--- START Data extract ---
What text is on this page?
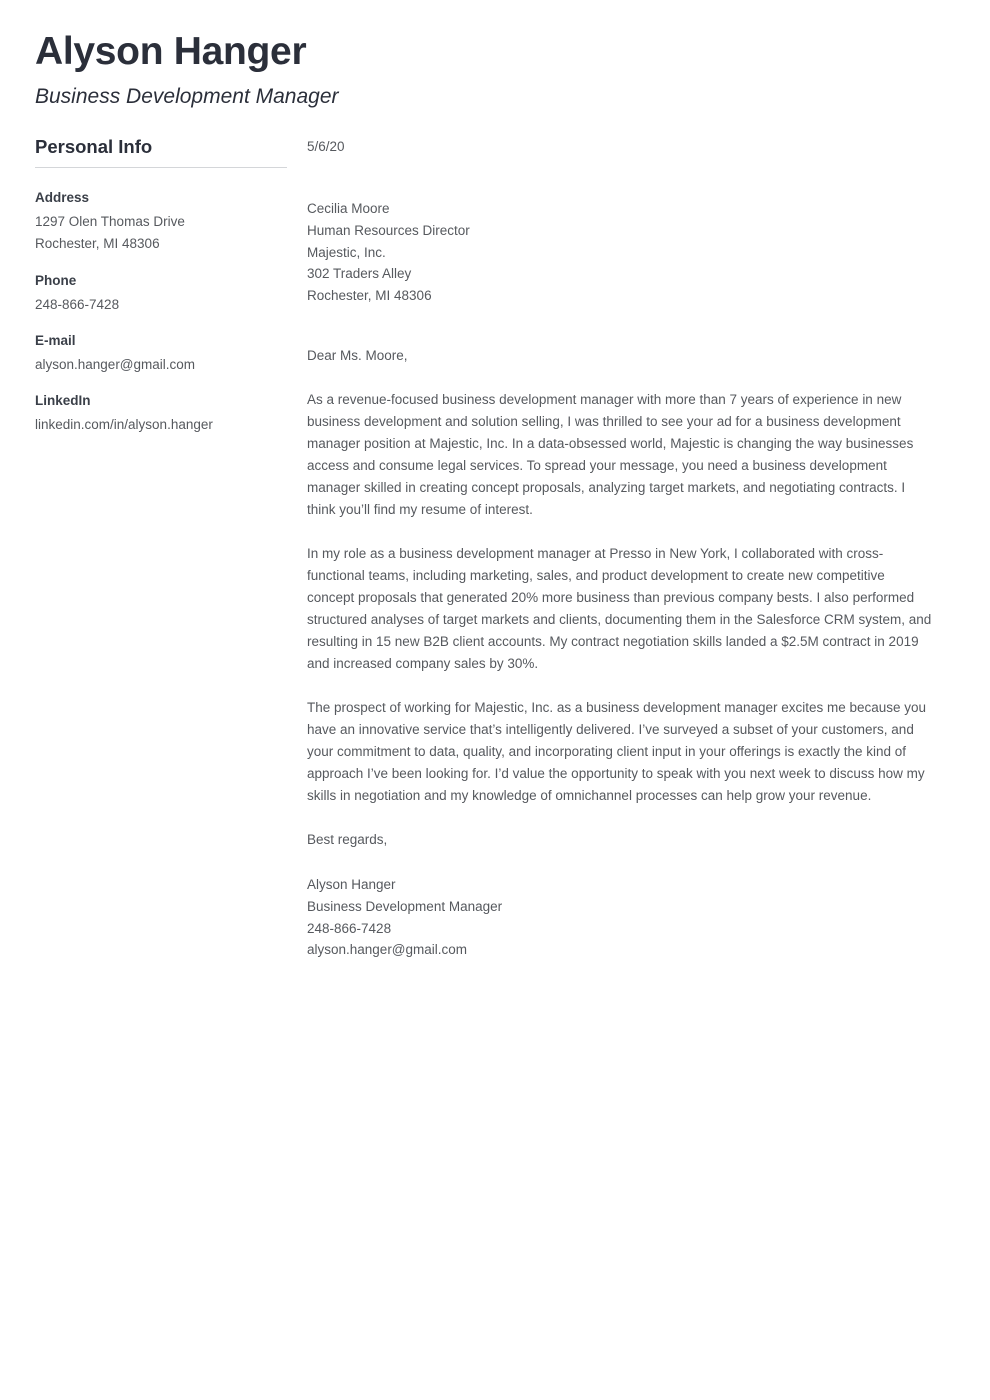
Alyson Hanger
Business Development Manager
Personal Info

Address

1297 Olen Thomas Drive

Rochester, MI 48306

Phone

248-866-7428

E-mail

alyson.hanger@gmail.com

LinkedIn

linkedin.com/in/alyson.hanger

5/6/20

Cecilia Moore

Human Resources Director

Majestic, Inc.

302 Traders Alley

Rochester, MI 48306

Dear Ms. Moore,

As a revenue-focused business development manager with more than 7 years of experience in new business development and solution selling, I was thrilled to see your ad for a business development manager position at Majestic, Inc. In a data-obsessed world, Majestic is changing the way businesses access and consume legal services. To spread your message, you need a business development manager skilled in creating concept proposals, analyzing target markets, and negotiating contracts. I think you’ll find my resume of interest.

In my role as a business development manager at Presso in New York, I collaborated with cross-functional teams, including marketing, sales, and product development to create new competitive concept proposals that generated 20% more business than previous company bests. I also performed structured analyses of target markets and clients, documenting them in the Salesforce CRM system, and resulting in 15 new B2B client accounts. My contract negotiation skills landed a $2.5M contract in 2019 and increased company sales by 30%.

The prospect of working for Majestic, Inc. as a business development manager excites me because you have an innovative service that’s intelligently delivered. I’ve surveyed a subset of your customers, and your commitment to data, quality, and incorporating client input in your offerings is exactly the kind of approach I’ve been looking for. I’d value the opportunity to speak with you next week to discuss how my skills in negotiation and my knowledge of omnichannel processes can help grow your revenue.

Best regards,

Alyson Hanger

Business Development Manager

248-866-7428

alyson.hanger@gmail.com
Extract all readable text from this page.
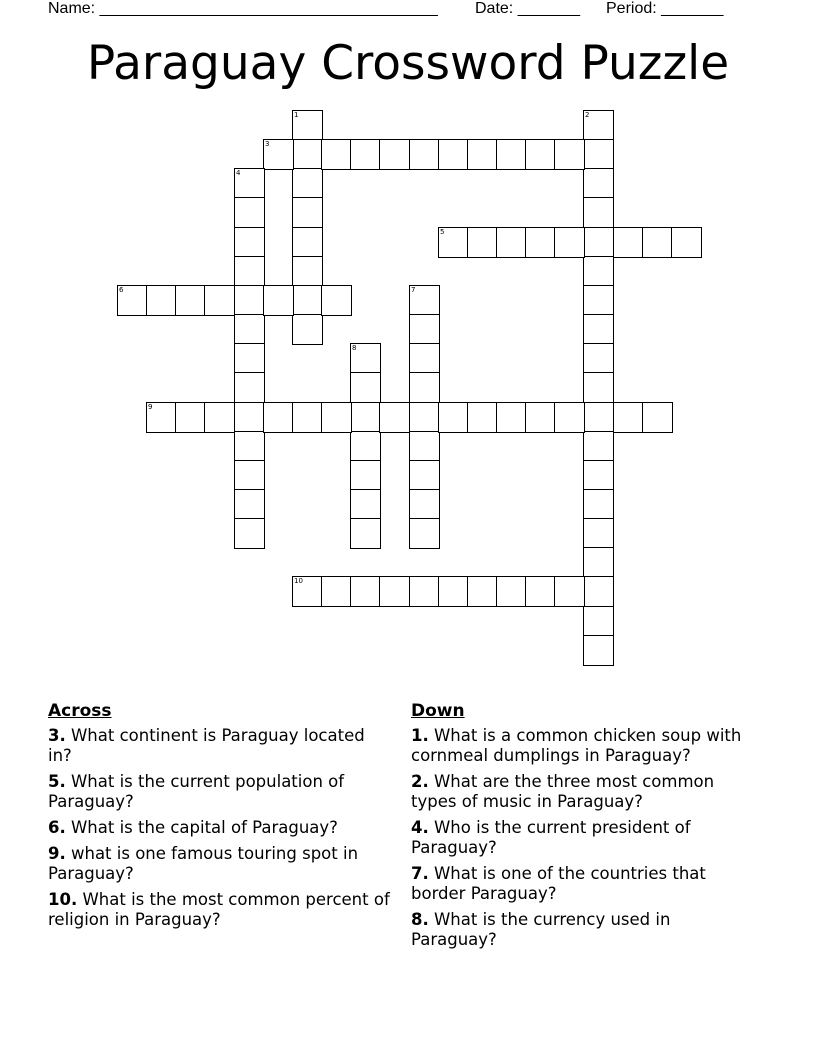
Name: ______________________________________ Date: _______ Period: _______
Paraguay Crossword Puzzle
1	2
3
4
5
6	7
8
9
10
Across
3. What continent is Paraguay located in?
5. What is the current population of Paraguay?
6. What is the capital of Paraguay?
9. what is one famous touring spot in Paraguay?
10. What is the most common percent of religion in Paraguay?
Down
1. What is a common chicken soup with cornmeal dumplings in Paraguay?
2. What are the three most common types of music in Paraguay?
4. Who is the current president of Paraguay?
7. What is one of the countries that border Paraguay?
8. What is the currency used in Paraguay?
--- END Data extract ---
What to produce - All the lines above are to be given again exactly as they read, with the pictures removed.

Task output -
What text is on this page?
Alyson Hanger
Business Development Manager
Personal Info

Address

1297 Olen Thomas Drive

Rochester, MI 48306

Phone

248-866-7428

E-mail

alyson.hanger@gmail.com

LinkedIn

linkedin.com/in/alyson.hanger

5/6/20

Cecilia Moore

Human Resources Director

Majestic, Inc.

302 Traders Alley

Rochester, MI 48306

Dear Ms. Moore,

As a revenue-focused business development manager with more than 7 years of experience in new business development and solution selling, I was thrilled to see your ad for a business development manager position at Majestic, Inc. In a data-obsessed world, Majestic is changing the way businesses access and consume legal services. To spread your message, you need a business development manager skilled in creating concept proposals, analyzing target markets, and negotiating contracts. I think you’ll find my resume of interest.

In my role as a business development manager at Presso in New York, I collaborated with cross-functional teams, including marketing, sales, and product development to create new competitive concept proposals that generated 20% more business than previous company bests. I also performed structured analyses of target markets and clients, documenting them in the Salesforce CRM system, and resulting in 15 new B2B client accounts. My contract negotiation skills landed a $2.5M contract in 2019 and increased company sales by 30%.

The prospect of working for Majestic, Inc. as a business development manager excites me because you have an innovative service that’s intelligently delivered. I’ve surveyed a subset of your customers, and your commitment to data, quality, and incorporating client input in your offerings is exactly the kind of approach I’ve been looking for. I’d value the opportunity to speak with you next week to discuss how my skills in negotiation and my knowledge of omnichannel processes can help grow your revenue.

Best regards,

Alyson Hanger

Business Development Manager

248-866-7428

alyson.hanger@gmail.com
Extract all readable text from this page.
Name: ______________________________________ Date: _______ Period: _______
Paraguay Crossword Puzzle
1	2
3
4
5
6	7
8
9
10
Across
3. What continent is Paraguay located in?
5. What is the current population of Paraguay?
6. What is the capital of Paraguay?
9. what is one famous touring spot in Paraguay?
10. What is the most common percent of religion in Paraguay?
Down
1. What is a common chicken soup with cornmeal dumplings in Paraguay?
2. What are the three most common types of music in Paraguay?
4. Who is the current president of Paraguay?
7. What is one of the countries that border Paraguay?
8. What is the currency used in Paraguay?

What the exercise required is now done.